§ **TASK OBJECTIVE**
Extract the complete listing and output it unchanged.

§ **Stored dataset items**
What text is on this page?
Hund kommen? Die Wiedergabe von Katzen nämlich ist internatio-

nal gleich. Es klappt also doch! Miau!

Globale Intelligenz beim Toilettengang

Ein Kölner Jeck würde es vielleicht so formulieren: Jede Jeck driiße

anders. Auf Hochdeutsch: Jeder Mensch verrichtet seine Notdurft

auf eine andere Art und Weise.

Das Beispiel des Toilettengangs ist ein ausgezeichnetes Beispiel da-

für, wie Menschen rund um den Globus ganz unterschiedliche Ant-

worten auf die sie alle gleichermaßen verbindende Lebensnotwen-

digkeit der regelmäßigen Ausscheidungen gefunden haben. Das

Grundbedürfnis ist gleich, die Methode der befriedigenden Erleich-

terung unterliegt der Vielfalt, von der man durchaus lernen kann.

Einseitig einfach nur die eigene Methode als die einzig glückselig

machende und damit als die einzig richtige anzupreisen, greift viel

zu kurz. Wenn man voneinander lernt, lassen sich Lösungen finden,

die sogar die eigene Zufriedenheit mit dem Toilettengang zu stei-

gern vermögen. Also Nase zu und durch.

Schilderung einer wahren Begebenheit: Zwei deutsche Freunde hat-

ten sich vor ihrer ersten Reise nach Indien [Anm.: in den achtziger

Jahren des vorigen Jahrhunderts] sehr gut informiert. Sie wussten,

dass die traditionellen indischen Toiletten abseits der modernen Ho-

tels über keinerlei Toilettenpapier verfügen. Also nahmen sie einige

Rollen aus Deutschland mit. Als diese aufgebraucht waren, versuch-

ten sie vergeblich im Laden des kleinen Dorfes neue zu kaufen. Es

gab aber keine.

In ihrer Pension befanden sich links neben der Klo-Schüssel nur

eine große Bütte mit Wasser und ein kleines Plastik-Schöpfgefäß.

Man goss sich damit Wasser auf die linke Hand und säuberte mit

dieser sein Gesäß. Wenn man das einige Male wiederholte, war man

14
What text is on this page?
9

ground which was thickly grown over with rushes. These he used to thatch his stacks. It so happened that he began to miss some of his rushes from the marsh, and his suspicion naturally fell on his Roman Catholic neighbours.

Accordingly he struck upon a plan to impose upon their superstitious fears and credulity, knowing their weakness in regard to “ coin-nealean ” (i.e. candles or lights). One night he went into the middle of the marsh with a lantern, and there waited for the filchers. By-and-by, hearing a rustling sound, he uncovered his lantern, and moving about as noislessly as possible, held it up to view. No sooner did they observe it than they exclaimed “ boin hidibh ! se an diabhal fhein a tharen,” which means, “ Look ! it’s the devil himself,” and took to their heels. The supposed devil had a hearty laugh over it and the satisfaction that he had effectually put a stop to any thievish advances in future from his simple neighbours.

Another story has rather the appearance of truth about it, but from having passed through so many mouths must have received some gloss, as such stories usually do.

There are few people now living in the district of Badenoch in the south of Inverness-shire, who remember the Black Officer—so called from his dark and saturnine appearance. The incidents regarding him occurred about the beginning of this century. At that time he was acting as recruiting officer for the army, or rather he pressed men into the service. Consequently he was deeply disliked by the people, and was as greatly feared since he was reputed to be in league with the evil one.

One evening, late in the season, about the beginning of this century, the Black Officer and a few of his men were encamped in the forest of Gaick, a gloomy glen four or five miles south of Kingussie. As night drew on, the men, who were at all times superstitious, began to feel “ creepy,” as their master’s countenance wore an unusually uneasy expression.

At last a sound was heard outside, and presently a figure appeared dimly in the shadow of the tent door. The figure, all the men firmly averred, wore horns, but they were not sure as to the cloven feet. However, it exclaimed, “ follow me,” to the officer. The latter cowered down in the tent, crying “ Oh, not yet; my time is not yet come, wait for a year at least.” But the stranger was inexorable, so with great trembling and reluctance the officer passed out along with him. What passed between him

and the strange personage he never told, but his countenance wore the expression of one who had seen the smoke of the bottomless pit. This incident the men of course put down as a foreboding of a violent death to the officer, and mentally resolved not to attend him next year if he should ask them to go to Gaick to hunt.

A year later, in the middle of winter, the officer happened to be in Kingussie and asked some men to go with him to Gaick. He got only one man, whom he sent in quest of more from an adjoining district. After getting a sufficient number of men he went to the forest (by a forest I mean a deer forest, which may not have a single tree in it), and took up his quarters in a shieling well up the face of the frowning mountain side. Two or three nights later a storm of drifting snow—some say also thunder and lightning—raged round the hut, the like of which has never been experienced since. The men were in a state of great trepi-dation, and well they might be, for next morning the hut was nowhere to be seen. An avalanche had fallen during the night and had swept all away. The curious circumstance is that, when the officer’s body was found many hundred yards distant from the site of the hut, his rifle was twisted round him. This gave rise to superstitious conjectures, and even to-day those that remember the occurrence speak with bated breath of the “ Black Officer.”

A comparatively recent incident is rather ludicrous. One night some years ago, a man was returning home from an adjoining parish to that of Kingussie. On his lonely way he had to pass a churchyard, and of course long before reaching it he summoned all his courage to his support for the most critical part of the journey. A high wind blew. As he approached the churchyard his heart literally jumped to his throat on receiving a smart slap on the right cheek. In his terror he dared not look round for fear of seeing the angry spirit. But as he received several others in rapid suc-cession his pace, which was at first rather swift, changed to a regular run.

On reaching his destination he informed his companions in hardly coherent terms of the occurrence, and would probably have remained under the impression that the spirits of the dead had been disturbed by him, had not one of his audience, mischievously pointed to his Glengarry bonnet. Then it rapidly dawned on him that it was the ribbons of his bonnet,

§ **THE RESPONSE**
What text is on this page?
Hund kommen? Die Wiedergabe von Katzen nämlich ist internatio-

nal gleich. Es klappt also doch! Miau!

Globale Intelligenz beim Toilettengang

Ein Kölner Jeck würde es vielleicht so formulieren: Jede Jeck driiße

anders. Auf Hochdeutsch: Jeder Mensch verrichtet seine Notdurft

auf eine andere Art und Weise.

Das Beispiel des Toilettengangs ist ein ausgezeichnetes Beispiel da-

für, wie Menschen rund um den Globus ganz unterschiedliche Ant-

worten auf die sie alle gleichermaßen verbindende Lebensnotwen-

digkeit der regelmäßigen Ausscheidungen gefunden haben. Das

Grundbedürfnis ist gleich, die Methode der befriedigenden Erleich-

terung unterliegt der Vielfalt, von der man durchaus lernen kann.

Einseitig einfach nur die eigene Methode als die einzig glückselig

machende und damit als die einzig richtige anzupreisen, greift viel

zu kurz. Wenn man voneinander lernt, lassen sich Lösungen finden,

die sogar die eigene Zufriedenheit mit dem Toilettengang zu stei-

gern vermögen. Also Nase zu und durch.

Schilderung einer wahren Begebenheit: Zwei deutsche Freunde hat-

ten sich vor ihrer ersten Reise nach Indien [Anm.: in den achtziger

Jahren des vorigen Jahrhunderts] sehr gut informiert. Sie wussten,

dass die traditionellen indischen Toiletten abseits der modernen Ho-

tels über keinerlei Toilettenpapier verfügen. Also nahmen sie einige

Rollen aus Deutschland mit. Als diese aufgebraucht waren, versuch-

ten sie vergeblich im Laden des kleinen Dorfes neue zu kaufen. Es

gab aber keine.

In ihrer Pension befanden sich links neben der Klo-Schüssel nur

eine große Bütte mit Wasser und ein kleines Plastik-Schöpfgefäß.

Man goss sich damit Wasser auf die linke Hand und säuberte mit

dieser sein Gesäß. Wenn man das einige Male wiederholte, war man

14
What text is on this page?
9

ground which was thickly grown over with rushes. These he used to thatch his stacks. It so happened that he began to miss some of his rushes from the marsh, and his suspicion naturally fell on his Roman Catholic neighbours.

Accordingly he struck upon a plan to impose upon their superstitious fears and credulity, knowing their weakness in regard to “ coin-nealean ” (i.e. candles or lights). One night he went into the middle of the marsh with a lantern, and there waited for the filchers. By-and-by, hearing a rustling sound, he uncovered his lantern, and moving about as noislessly as possible, held it up to view. No sooner did they observe it than they exclaimed “ boin hidibh ! se an diabhal fhein a tharen,” which means, “ Look ! it’s the devil himself,” and took to their heels. The supposed devil had a hearty laugh over it and the satisfaction that he had effectually put a stop to any thievish advances in future from his simple neighbours.

Another story has rather the appearance of truth about it, but from having passed through so many mouths must have received some gloss, as such stories usually do.

There are few people now living in the district of Badenoch in the south of Inverness-shire, who remember the Black Officer—so called from his dark and saturnine appearance. The incidents regarding him occurred about the beginning of this century. At that time he was acting as recruiting officer for the army, or rather he pressed men into the service. Consequently he was deeply disliked by the people, and was as greatly feared since he was reputed to be in league with the evil one.

One evening, late in the season, about the beginning of this century, the Black Officer and a few of his men were encamped in the forest of Gaick, a gloomy glen four or five miles south of Kingussie. As night drew on, the men, who were at all times superstitious, began to feel “ creepy,” as their master’s countenance wore an unusually uneasy expression.

At last a sound was heard outside, and presently a figure appeared dimly in the shadow of the tent door. The figure, all the men firmly averred, wore horns, but they were not sure as to the cloven feet. However, it exclaimed, “ follow me,” to the officer. The latter cowered down in the tent, crying “ Oh, not yet; my time is not yet come, wait for a year at least.” But the stranger was inexorable, so with great trembling and reluctance the officer passed out along with him. What passed between him

and the strange personage he never told, but his countenance wore the expression of one who had seen the smoke of the bottomless pit. This incident the men of course put down as a foreboding of a violent death to the officer, and mentally resolved not to attend him next year if he should ask them to go to Gaick to hunt.

A year later, in the middle of winter, the officer happened to be in Kingussie and asked some men to go with him to Gaick. He got only one man, whom he sent in quest of more from an adjoining district. After getting a sufficient number of men he went to the forest (by a forest I mean a deer forest, which may not have a single tree in it), and took up his quarters in a shieling well up the face of the frowning mountain side. Two or three nights later a storm of drifting snow—some say also thunder and lightning—raged round the hut, the like of which has never been experienced since. The men were in a state of great trepi-dation, and well they might be, for next morning the hut was nowhere to be seen. An avalanche had fallen during the night and had swept all away. The curious circumstance is that, when the officer’s body was found many hundred yards distant from the site of the hut, his rifle was twisted round him. This gave rise to superstitious conjectures, and even to-day those that remember the occurrence speak with bated breath of the “ Black Officer.”

A comparatively recent incident is rather ludicrous. One night some years ago, a man was returning home from an adjoining parish to that of Kingussie. On his lonely way he had to pass a churchyard, and of course long before reaching it he summoned all his courage to his support for the most critical part of the journey. A high wind blew. As he approached the churchyard his heart literally jumped to his throat on receiving a smart slap on the right cheek. In his terror he dared not look round for fear of seeing the angry spirit. But as he received several others in rapid suc-cession his pace, which was at first rather swift, changed to a regular run.

On reaching his destination he informed his companions in hardly coherent terms of the occurrence, and would probably have remained under the impression that the spirits of the dead had been disturbed by him, had not one of his audience, mischievously pointed to his Glengarry bonnet. Then it rapidly dawned on him that it was the ribbons of his bonnet,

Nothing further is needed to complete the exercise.